WHAT IS ASKED: Find and copy lines holding "doen".

-- START DATA TO PROCESS --

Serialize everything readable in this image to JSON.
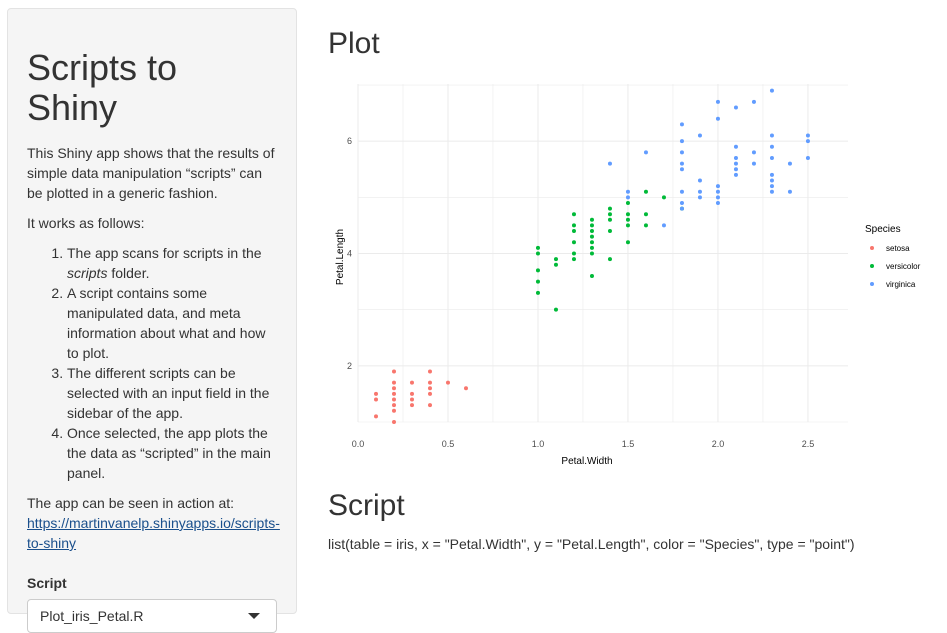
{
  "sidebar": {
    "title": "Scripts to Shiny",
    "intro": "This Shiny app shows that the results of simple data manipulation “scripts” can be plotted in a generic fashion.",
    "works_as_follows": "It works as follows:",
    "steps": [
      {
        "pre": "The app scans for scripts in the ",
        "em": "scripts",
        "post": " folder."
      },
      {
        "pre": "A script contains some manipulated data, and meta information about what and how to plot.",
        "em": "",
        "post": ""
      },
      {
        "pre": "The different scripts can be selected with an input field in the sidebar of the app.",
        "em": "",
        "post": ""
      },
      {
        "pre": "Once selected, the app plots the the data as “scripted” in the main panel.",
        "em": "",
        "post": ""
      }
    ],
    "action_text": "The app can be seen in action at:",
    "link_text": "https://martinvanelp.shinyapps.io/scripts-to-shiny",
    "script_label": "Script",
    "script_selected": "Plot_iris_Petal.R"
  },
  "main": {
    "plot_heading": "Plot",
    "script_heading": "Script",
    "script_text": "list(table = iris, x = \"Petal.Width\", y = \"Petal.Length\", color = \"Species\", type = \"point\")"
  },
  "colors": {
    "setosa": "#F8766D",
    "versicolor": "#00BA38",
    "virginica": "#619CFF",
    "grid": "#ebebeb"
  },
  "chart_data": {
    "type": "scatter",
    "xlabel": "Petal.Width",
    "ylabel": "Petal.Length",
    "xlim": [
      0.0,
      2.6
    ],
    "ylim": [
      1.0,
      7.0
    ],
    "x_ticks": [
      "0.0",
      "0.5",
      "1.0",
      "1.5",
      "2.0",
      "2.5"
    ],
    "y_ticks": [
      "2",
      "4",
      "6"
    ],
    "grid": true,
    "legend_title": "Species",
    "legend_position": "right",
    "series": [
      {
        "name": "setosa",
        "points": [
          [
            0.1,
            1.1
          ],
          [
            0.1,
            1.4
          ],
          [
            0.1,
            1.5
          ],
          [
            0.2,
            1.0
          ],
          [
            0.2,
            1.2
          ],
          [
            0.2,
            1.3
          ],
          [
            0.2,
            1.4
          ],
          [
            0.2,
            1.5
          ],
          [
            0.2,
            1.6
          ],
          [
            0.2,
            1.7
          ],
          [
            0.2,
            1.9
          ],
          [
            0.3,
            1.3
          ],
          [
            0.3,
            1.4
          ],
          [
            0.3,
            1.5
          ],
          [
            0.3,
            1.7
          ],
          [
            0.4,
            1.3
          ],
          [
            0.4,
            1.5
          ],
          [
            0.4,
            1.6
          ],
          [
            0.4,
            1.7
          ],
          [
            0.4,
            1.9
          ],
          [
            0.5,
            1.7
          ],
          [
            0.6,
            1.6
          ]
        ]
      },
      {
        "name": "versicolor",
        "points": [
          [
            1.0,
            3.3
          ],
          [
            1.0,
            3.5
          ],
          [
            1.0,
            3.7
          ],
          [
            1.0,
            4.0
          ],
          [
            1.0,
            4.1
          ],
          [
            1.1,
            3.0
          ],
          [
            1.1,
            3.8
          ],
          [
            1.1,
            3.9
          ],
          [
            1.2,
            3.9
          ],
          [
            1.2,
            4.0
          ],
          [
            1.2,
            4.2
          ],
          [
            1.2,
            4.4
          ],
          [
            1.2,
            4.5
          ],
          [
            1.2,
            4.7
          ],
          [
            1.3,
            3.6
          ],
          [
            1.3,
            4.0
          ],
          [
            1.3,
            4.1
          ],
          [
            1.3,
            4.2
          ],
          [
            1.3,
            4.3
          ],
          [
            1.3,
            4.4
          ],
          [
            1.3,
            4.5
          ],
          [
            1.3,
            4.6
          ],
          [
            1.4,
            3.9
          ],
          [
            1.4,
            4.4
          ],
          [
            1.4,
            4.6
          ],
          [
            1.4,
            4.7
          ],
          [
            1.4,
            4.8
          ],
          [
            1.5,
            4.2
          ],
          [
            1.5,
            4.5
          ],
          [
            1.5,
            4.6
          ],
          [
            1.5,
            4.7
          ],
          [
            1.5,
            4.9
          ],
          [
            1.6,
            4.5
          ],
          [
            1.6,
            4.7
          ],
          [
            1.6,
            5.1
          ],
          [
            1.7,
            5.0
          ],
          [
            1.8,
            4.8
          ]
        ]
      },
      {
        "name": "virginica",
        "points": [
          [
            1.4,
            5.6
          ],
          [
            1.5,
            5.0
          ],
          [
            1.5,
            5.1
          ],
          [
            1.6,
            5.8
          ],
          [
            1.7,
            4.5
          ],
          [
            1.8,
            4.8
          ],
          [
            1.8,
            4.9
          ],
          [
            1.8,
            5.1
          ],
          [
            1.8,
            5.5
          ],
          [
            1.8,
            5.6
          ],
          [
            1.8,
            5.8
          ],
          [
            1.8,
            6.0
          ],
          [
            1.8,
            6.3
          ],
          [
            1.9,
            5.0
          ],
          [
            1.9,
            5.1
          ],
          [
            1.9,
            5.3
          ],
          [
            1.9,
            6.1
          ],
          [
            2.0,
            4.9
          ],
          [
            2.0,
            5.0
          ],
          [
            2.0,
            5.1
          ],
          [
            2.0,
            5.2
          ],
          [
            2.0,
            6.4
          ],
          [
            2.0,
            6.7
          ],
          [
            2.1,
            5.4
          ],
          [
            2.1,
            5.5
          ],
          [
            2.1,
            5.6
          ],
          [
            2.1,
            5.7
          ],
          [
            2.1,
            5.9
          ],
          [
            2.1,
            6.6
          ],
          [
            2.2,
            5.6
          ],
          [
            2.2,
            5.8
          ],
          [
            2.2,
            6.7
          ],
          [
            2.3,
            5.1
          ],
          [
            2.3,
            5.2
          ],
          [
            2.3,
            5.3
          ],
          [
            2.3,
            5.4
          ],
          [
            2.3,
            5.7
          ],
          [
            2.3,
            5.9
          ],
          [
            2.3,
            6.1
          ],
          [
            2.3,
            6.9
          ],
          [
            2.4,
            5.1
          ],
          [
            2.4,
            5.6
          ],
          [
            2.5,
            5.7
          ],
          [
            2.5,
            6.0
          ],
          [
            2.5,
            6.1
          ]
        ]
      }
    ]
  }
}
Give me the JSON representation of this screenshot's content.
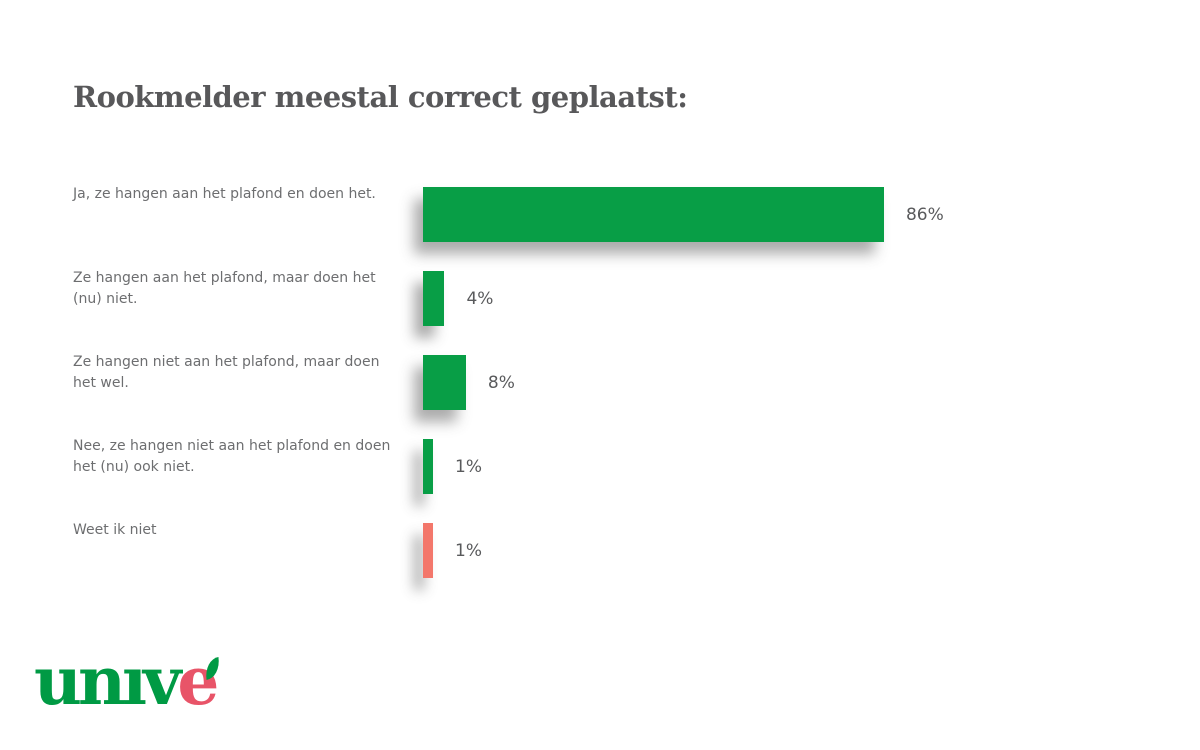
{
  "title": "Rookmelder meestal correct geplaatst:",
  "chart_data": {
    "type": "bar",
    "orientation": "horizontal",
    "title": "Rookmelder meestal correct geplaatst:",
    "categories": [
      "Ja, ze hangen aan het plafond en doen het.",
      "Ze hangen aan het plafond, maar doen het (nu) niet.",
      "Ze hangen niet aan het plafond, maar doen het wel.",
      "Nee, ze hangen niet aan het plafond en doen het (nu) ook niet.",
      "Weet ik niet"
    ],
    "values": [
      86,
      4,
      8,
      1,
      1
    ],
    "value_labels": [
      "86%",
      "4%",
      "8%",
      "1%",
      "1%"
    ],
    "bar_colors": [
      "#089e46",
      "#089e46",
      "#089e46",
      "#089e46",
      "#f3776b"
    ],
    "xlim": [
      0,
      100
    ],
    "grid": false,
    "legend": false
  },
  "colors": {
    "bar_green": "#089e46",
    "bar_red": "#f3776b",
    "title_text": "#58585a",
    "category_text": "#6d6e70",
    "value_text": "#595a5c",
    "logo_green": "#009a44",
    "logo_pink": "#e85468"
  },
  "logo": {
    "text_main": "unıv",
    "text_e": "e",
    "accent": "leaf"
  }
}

-- END DATA TO PROCESS --

OUTPUT OF THE EXERCISE:
      "Ja, ze hangen aan het plafond en doen het.",
      "Ze hangen aan het plafond, maar doen het (nu) niet.",
      "Ze hangen niet aan het plafond, maar doen het wel.",
      "Nee, ze hangen niet aan het plafond en doen het (nu) ook niet.",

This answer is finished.